WHAT NEEDS TO BE DONE —
Below are some records; repeat them all exactly, minus the pictures.

EXCERPTED DATA —
####

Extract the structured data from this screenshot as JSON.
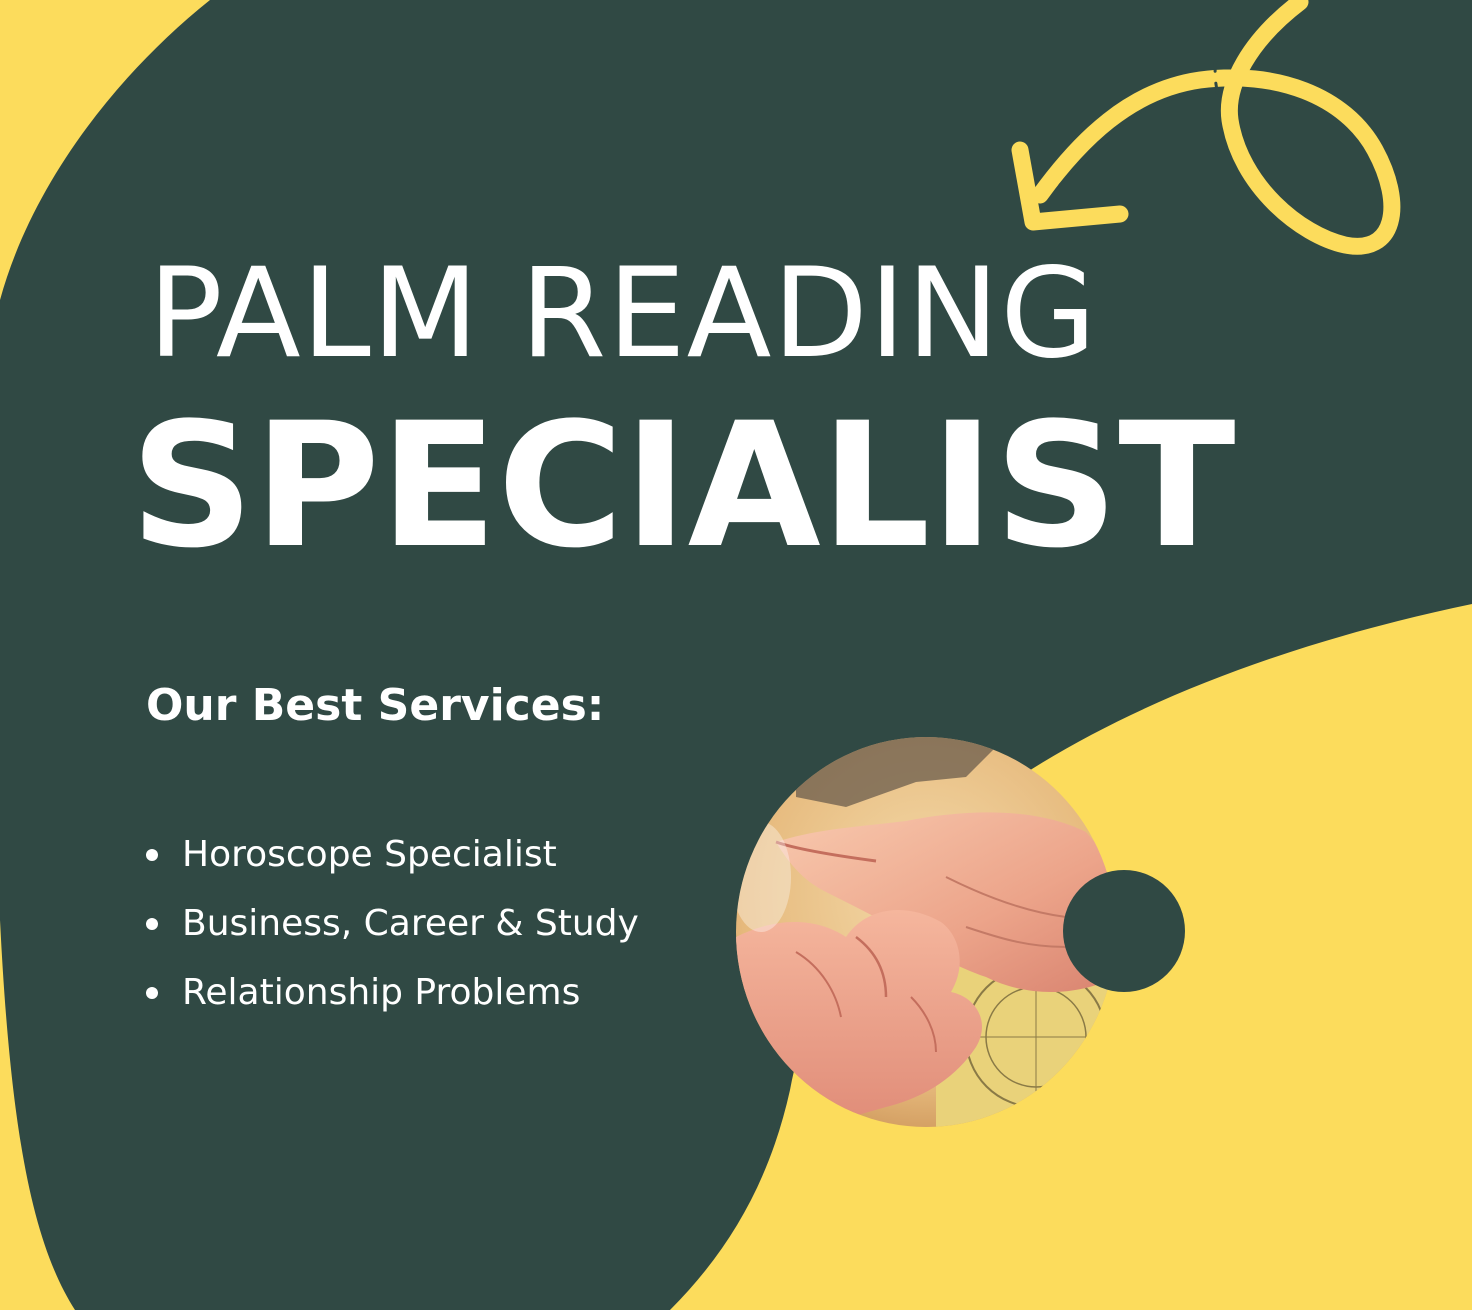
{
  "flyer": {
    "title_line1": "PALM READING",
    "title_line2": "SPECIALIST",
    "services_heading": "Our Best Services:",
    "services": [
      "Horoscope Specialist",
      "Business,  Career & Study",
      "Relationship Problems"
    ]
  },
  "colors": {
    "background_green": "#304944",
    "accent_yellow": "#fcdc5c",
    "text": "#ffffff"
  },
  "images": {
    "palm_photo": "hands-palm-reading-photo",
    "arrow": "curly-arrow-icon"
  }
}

####

TASK RESPONSE —
Extract the structured data from this screenshot as JSON.
{
  "flyer": {
    "title_line1": "PALM READING",
    "title_line2": "SPECIALIST",
    "services_heading": "Our Best Services:",
    "services": [
      "Horoscope Specialist",
      "Business,  Career & Study",
      "Relationship Problems"
    ]
  },
  "colors": {
    "background_green": "#304944",
    "accent_yellow": "#fcdc5c",
    "text": "#ffffff"
  },
  "images": {
    "palm_photo": "hands-palm-reading-photo",
    "arrow": "curly-arrow-icon"
  }
}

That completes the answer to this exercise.